Start of MATERIAL FOR THIS TASK

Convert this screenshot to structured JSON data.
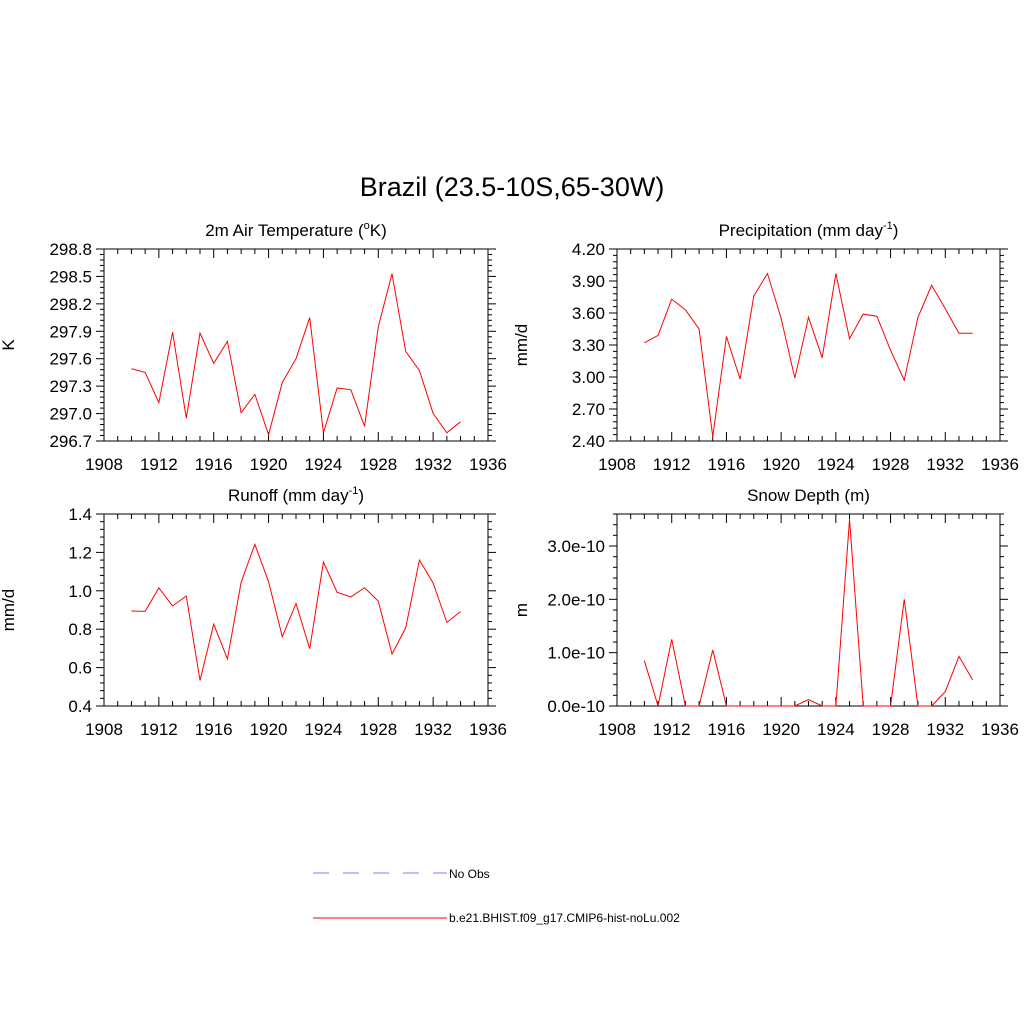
{
  "title": "Brazil (23.5-10S,65-30W)",
  "colors": {
    "model": "#ff0000",
    "obs": "#9999ff",
    "axis": "#000000",
    "background": "#ffffff"
  },
  "legend": {
    "placement": "bottom-center",
    "items": [
      {
        "label": "No Obs",
        "style": "dashed",
        "color": "#9999ff"
      },
      {
        "label": "b.e21.BHIST.f09_g17.CMIP6-hist-noLu.002",
        "style": "solid",
        "color": "#ff0000"
      }
    ]
  },
  "chart_data": [
    {
      "type": "line",
      "title": "2m Air Temperature",
      "title_unit_base": "K",
      "title_unit_sup": "o",
      "ylabel": "K",
      "xlim": [
        1908,
        1936
      ],
      "xticks": [
        "1908",
        "1912",
        "1916",
        "1920",
        "1924",
        "1928",
        "1932",
        "1936"
      ],
      "ylim": [
        296.7,
        298.8
      ],
      "yticks": [
        "296.7",
        "297.0",
        "297.3",
        "297.6",
        "297.9",
        "298.2",
        "298.5",
        "298.8"
      ],
      "x": [
        1910,
        1911,
        1912,
        1913,
        1914,
        1915,
        1916,
        1917,
        1918,
        1919,
        1920,
        1921,
        1922,
        1923,
        1924,
        1925,
        1926,
        1927,
        1928,
        1929,
        1930,
        1931,
        1932,
        1933,
        1934
      ],
      "series": [
        {
          "name": "b.e21.BHIST.f09_g17.CMIP6-hist-noLu.002",
          "values": [
            297.49,
            297.45,
            297.12,
            297.89,
            296.95,
            297.88,
            297.55,
            297.79,
            297.01,
            297.21,
            296.77,
            297.34,
            297.6,
            298.05,
            296.79,
            297.28,
            297.26,
            296.86,
            297.95,
            298.53,
            297.68,
            297.47,
            297.0,
            296.79,
            296.91
          ]
        }
      ]
    },
    {
      "type": "line",
      "title": "Precipitation (mm day",
      "title_sup": "-1",
      "title_after": ")",
      "ylabel": "mm/d",
      "xlim": [
        1908,
        1936
      ],
      "xticks": [
        "1908",
        "1912",
        "1916",
        "1920",
        "1924",
        "1928",
        "1932",
        "1936"
      ],
      "ylim": [
        2.4,
        4.2
      ],
      "yticks": [
        "2.40",
        "2.70",
        "3.00",
        "3.30",
        "3.60",
        "3.90",
        "4.20"
      ],
      "x": [
        1910,
        1911,
        1912,
        1913,
        1914,
        1915,
        1916,
        1917,
        1918,
        1919,
        1920,
        1921,
        1922,
        1923,
        1924,
        1925,
        1926,
        1927,
        1928,
        1929,
        1930,
        1931,
        1932,
        1933,
        1934
      ],
      "series": [
        {
          "name": "b.e21.BHIST.f09_g17.CMIP6-hist-noLu.002",
          "values": [
            3.32,
            3.39,
            3.73,
            3.63,
            3.45,
            2.44,
            3.38,
            2.98,
            3.76,
            3.97,
            3.55,
            2.99,
            3.56,
            3.18,
            3.97,
            3.36,
            3.59,
            3.57,
            3.25,
            2.97,
            3.56,
            3.86,
            3.64,
            3.41,
            3.41
          ]
        }
      ]
    },
    {
      "type": "line",
      "title": "Runoff (mm day",
      "title_sup": "-1",
      "title_after": ")",
      "ylabel": "mm/d",
      "xlim": [
        1908,
        1936
      ],
      "xticks": [
        "1908",
        "1912",
        "1916",
        "1920",
        "1924",
        "1928",
        "1932",
        "1936"
      ],
      "ylim": [
        0.4,
        1.4
      ],
      "yticks": [
        "0.4",
        "0.6",
        "0.8",
        "1.0",
        "1.2",
        "1.4"
      ],
      "x": [
        1910,
        1911,
        1912,
        1913,
        1914,
        1915,
        1916,
        1917,
        1918,
        1919,
        1920,
        1921,
        1922,
        1923,
        1924,
        1925,
        1926,
        1927,
        1928,
        1929,
        1930,
        1931,
        1932,
        1933,
        1934
      ],
      "series": [
        {
          "name": "b.e21.BHIST.f09_g17.CMIP6-hist-noLu.002",
          "values": [
            0.895,
            0.893,
            1.015,
            0.921,
            0.973,
            0.533,
            0.826,
            0.645,
            1.045,
            1.242,
            1.047,
            0.761,
            0.934,
            0.698,
            1.15,
            0.992,
            0.968,
            1.016,
            0.946,
            0.671,
            0.807,
            1.16,
            1.04,
            0.835,
            0.892
          ]
        }
      ]
    },
    {
      "type": "line",
      "title": "Snow Depth (m)",
      "ylabel": "m",
      "xlim": [
        1908,
        1936
      ],
      "xticks": [
        "1908",
        "1912",
        "1916",
        "1920",
        "1924",
        "1928",
        "1932",
        "1936"
      ],
      "ylim": [
        0,
        3.6e-10
      ],
      "yticks": [
        "0.0e-10",
        "1.0e-10",
        "2.0e-10",
        "3.0e-10"
      ],
      "ytick_values": [
        0,
        1e-10,
        2e-10,
        3e-10
      ],
      "x": [
        1910,
        1911,
        1912,
        1913,
        1914,
        1915,
        1916,
        1917,
        1918,
        1919,
        1920,
        1921,
        1922,
        1923,
        1924,
        1925,
        1926,
        1927,
        1928,
        1929,
        1930,
        1931,
        1932,
        1933,
        1934
      ],
      "series": [
        {
          "name": "b.e21.BHIST.f09_g17.CMIP6-hist-noLu.002",
          "values": [
            8.5e-11,
            0,
            1.25e-10,
            0,
            0,
            1.05e-10,
            0,
            0,
            0,
            0,
            0,
            0,
            1.2e-11,
            0,
            0,
            3.5e-10,
            0,
            0,
            0,
            2e-10,
            0,
            0,
            2.7e-11,
            9.3e-11,
            4.9e-11
          ]
        }
      ]
    }
  ]
}
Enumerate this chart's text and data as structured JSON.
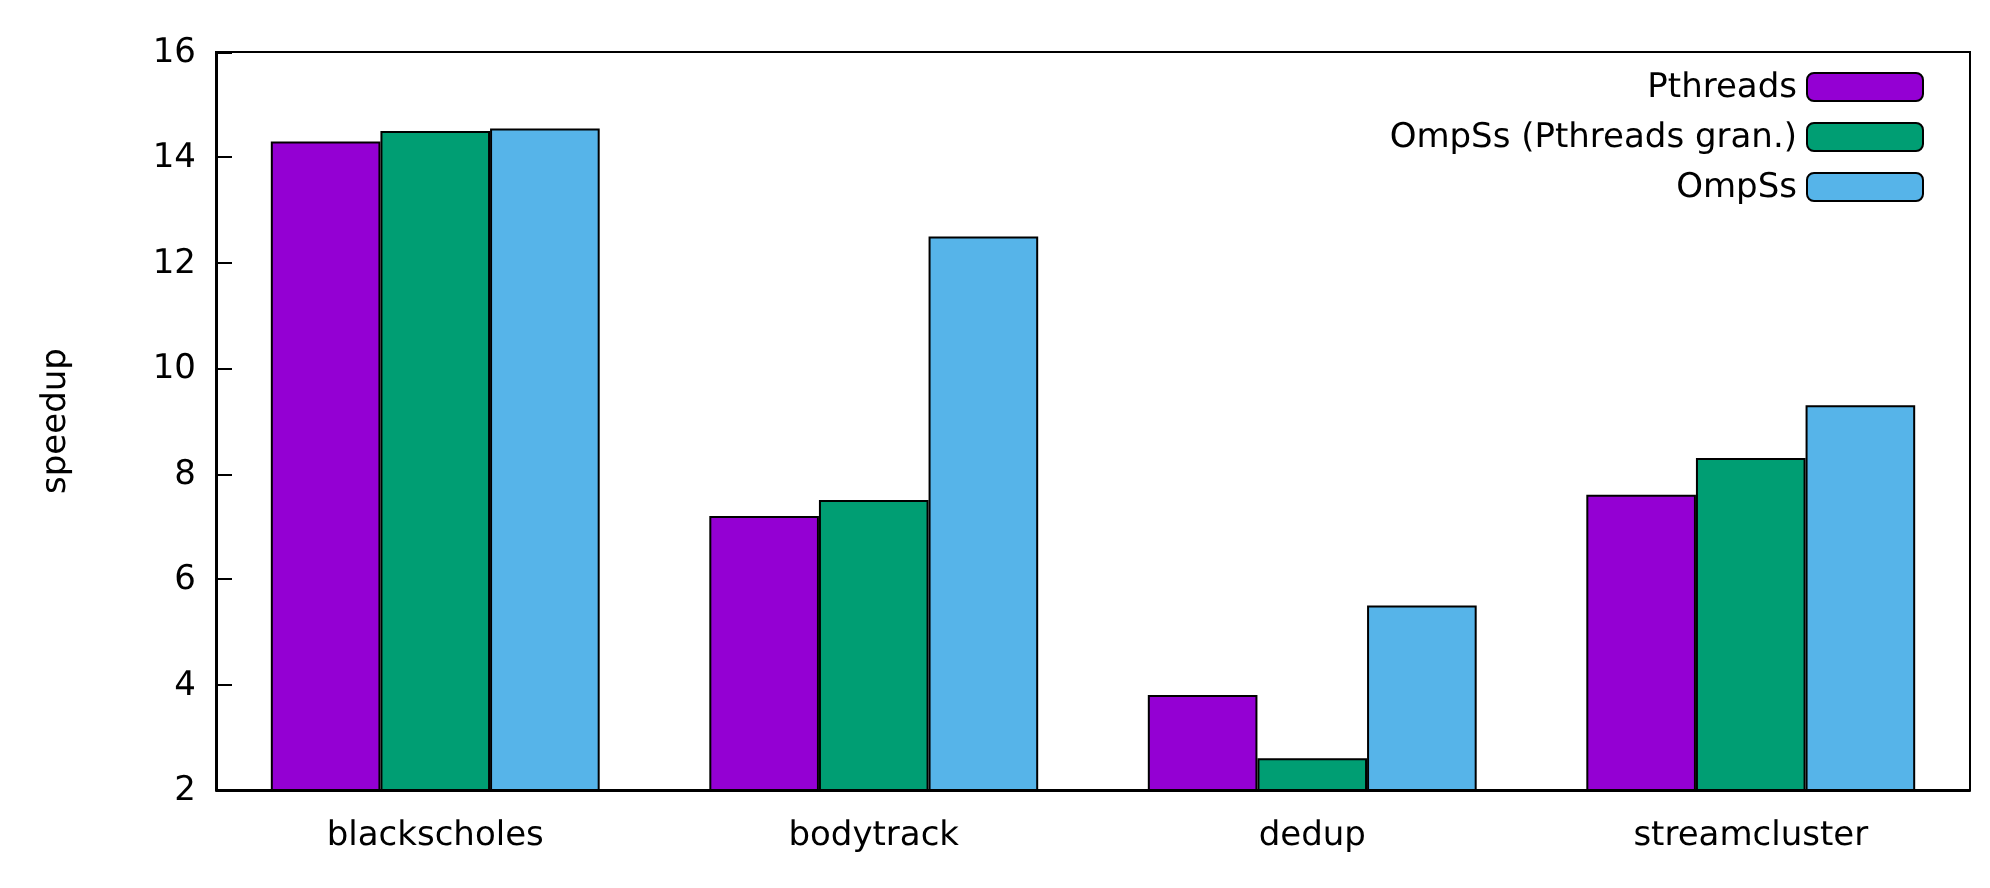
{
  "chart_data": {
    "type": "bar",
    "ylabel": "speedup",
    "categories": [
      "blackscholes",
      "bodytrack",
      "dedup",
      "streamcluster"
    ],
    "series": [
      {
        "name": "Pthreads",
        "color": "#9400d3",
        "values": [
          14.3,
          7.2,
          3.8,
          7.6
        ]
      },
      {
        "name": "OmpSs (Pthreads gran.)",
        "color": "#009e73",
        "values": [
          14.5,
          7.5,
          2.6,
          8.3
        ]
      },
      {
        "name": "OmpSs",
        "color": "#56b4e9",
        "values": [
          14.55,
          12.5,
          5.5,
          9.3
        ]
      }
    ],
    "ylim": [
      2,
      16
    ],
    "yticks": [
      2,
      4,
      6,
      8,
      10,
      12,
      14,
      16
    ],
    "grid": false,
    "legend": "top right"
  }
}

End of MATERIAL FOR THIS TASK

● **THE REQUEST**:
Reproduce the full listing above verbatim, with no pictures included.

● **WRITTEN SOLUTION**:
Convert this screenshot to structured JSON data.
{
  "title": "Brazil (23.5-10S,65-30W)",
  "colors": {
    "model": "#ff0000",
    "obs": "#9999ff",
    "axis": "#000000",
    "background": "#ffffff"
  },
  "legend": {
    "placement": "bottom-center",
    "items": [
      {
        "label": "No Obs",
        "style": "dashed",
        "color": "#9999ff"
      },
      {
        "label": "b.e21.BHIST.f09_g17.CMIP6-hist-noLu.002",
        "style": "solid",
        "color": "#ff0000"
      }
    ]
  },
  "chart_data": [
    {
      "type": "line",
      "title": "2m Air Temperature",
      "title_unit_base": "K",
      "title_unit_sup": "o",
      "ylabel": "K",
      "xlim": [
        1908,
        1936
      ],
      "xticks": [
        "1908",
        "1912",
        "1916",
        "1920",
        "1924",
        "1928",
        "1932",
        "1936"
      ],
      "ylim": [
        296.7,
        298.8
      ],
      "yticks": [
        "296.7",
        "297.0",
        "297.3",
        "297.6",
        "297.9",
        "298.2",
        "298.5",
        "298.8"
      ],
      "x": [
        1910,
        1911,
        1912,
        1913,
        1914,
        1915,
        1916,
        1917,
        1918,
        1919,
        1920,
        1921,
        1922,
        1923,
        1924,
        1925,
        1926,
        1927,
        1928,
        1929,
        1930,
        1931,
        1932,
        1933,
        1934
      ],
      "series": [
        {
          "name": "b.e21.BHIST.f09_g17.CMIP6-hist-noLu.002",
          "values": [
            297.49,
            297.45,
            297.12,
            297.89,
            296.95,
            297.88,
            297.55,
            297.79,
            297.01,
            297.21,
            296.77,
            297.34,
            297.6,
            298.05,
            296.79,
            297.28,
            297.26,
            296.86,
            297.95,
            298.53,
            297.68,
            297.47,
            297.0,
            296.79,
            296.91
          ]
        }
      ]
    },
    {
      "type": "line",
      "title": "Precipitation (mm day",
      "title_sup": "-1",
      "title_after": ")",
      "ylabel": "mm/d",
      "xlim": [
        1908,
        1936
      ],
      "xticks": [
        "1908",
        "1912",
        "1916",
        "1920",
        "1924",
        "1928",
        "1932",
        "1936"
      ],
      "ylim": [
        2.4,
        4.2
      ],
      "yticks": [
        "2.40",
        "2.70",
        "3.00",
        "3.30",
        "3.60",
        "3.90",
        "4.20"
      ],
      "x": [
        1910,
        1911,
        1912,
        1913,
        1914,
        1915,
        1916,
        1917,
        1918,
        1919,
        1920,
        1921,
        1922,
        1923,
        1924,
        1925,
        1926,
        1927,
        1928,
        1929,
        1930,
        1931,
        1932,
        1933,
        1934
      ],
      "series": [
        {
          "name": "b.e21.BHIST.f09_g17.CMIP6-hist-noLu.002",
          "values": [
            3.32,
            3.39,
            3.73,
            3.63,
            3.45,
            2.44,
            3.38,
            2.98,
            3.76,
            3.97,
            3.55,
            2.99,
            3.56,
            3.18,
            3.97,
            3.36,
            3.59,
            3.57,
            3.25,
            2.97,
            3.56,
            3.86,
            3.64,
            3.41,
            3.41
          ]
        }
      ]
    },
    {
      "type": "line",
      "title": "Runoff (mm day",
      "title_sup": "-1",
      "title_after": ")",
      "ylabel": "mm/d",
      "xlim": [
        1908,
        1936
      ],
      "xticks": [
        "1908",
        "1912",
        "1916",
        "1920",
        "1924",
        "1928",
        "1932",
        "1936"
      ],
      "ylim": [
        0.4,
        1.4
      ],
      "yticks": [
        "0.4",
        "0.6",
        "0.8",
        "1.0",
        "1.2",
        "1.4"
      ],
      "x": [
        1910,
        1911,
        1912,
        1913,
        1914,
        1915,
        1916,
        1917,
        1918,
        1919,
        1920,
        1921,
        1922,
        1923,
        1924,
        1925,
        1926,
        1927,
        1928,
        1929,
        1930,
        1931,
        1932,
        1933,
        1934
      ],
      "series": [
        {
          "name": "b.e21.BHIST.f09_g17.CMIP6-hist-noLu.002",
          "values": [
            0.895,
            0.893,
            1.015,
            0.921,
            0.973,
            0.533,
            0.826,
            0.645,
            1.045,
            1.242,
            1.047,
            0.761,
            0.934,
            0.698,
            1.15,
            0.992,
            0.968,
            1.016,
            0.946,
            0.671,
            0.807,
            1.16,
            1.04,
            0.835,
            0.892
          ]
        }
      ]
    },
    {
      "type": "line",
      "title": "Snow Depth (m)",
      "ylabel": "m",
      "xlim": [
        1908,
        1936
      ],
      "xticks": [
        "1908",
        "1912",
        "1916",
        "1920",
        "1924",
        "1928",
        "1932",
        "1936"
      ],
      "ylim": [
        0,
        3.6e-10
      ],
      "yticks": [
        "0.0e-10",
        "1.0e-10",
        "2.0e-10",
        "3.0e-10"
      ],
      "ytick_values": [
        0,
        1e-10,
        2e-10,
        3e-10
      ],
      "x": [
        1910,
        1911,
        1912,
        1913,
        1914,
        1915,
        1916,
        1917,
        1918,
        1919,
        1920,
        1921,
        1922,
        1923,
        1924,
        1925,
        1926,
        1927,
        1928,
        1929,
        1930,
        1931,
        1932,
        1933,
        1934
      ],
      "series": [
        {
          "name": "b.e21.BHIST.f09_g17.CMIP6-hist-noLu.002",
          "values": [
            8.5e-11,
            0,
            1.25e-10,
            0,
            0,
            1.05e-10,
            0,
            0,
            0,
            0,
            0,
            0,
            1.2e-11,
            0,
            0,
            3.5e-10,
            0,
            0,
            0,
            2e-10,
            0,
            0,
            2.7e-11,
            9.3e-11,
            4.9e-11
          ]
        }
      ]
    }
  ]
}
Enumerate this chart's text and data as structured JSON.
{
  "chart_data": {
    "type": "bar",
    "ylabel": "speedup",
    "categories": [
      "blackscholes",
      "bodytrack",
      "dedup",
      "streamcluster"
    ],
    "series": [
      {
        "name": "Pthreads",
        "color": "#9400d3",
        "values": [
          14.3,
          7.2,
          3.8,
          7.6
        ]
      },
      {
        "name": "OmpSs (Pthreads gran.)",
        "color": "#009e73",
        "values": [
          14.5,
          7.5,
          2.6,
          8.3
        ]
      },
      {
        "name": "OmpSs",
        "color": "#56b4e9",
        "values": [
          14.55,
          12.5,
          5.5,
          9.3
        ]
      }
    ],
    "ylim": [
      2,
      16
    ],
    "yticks": [
      2,
      4,
      6,
      8,
      10,
      12,
      14,
      16
    ],
    "grid": false,
    "legend": "top right"
  }
}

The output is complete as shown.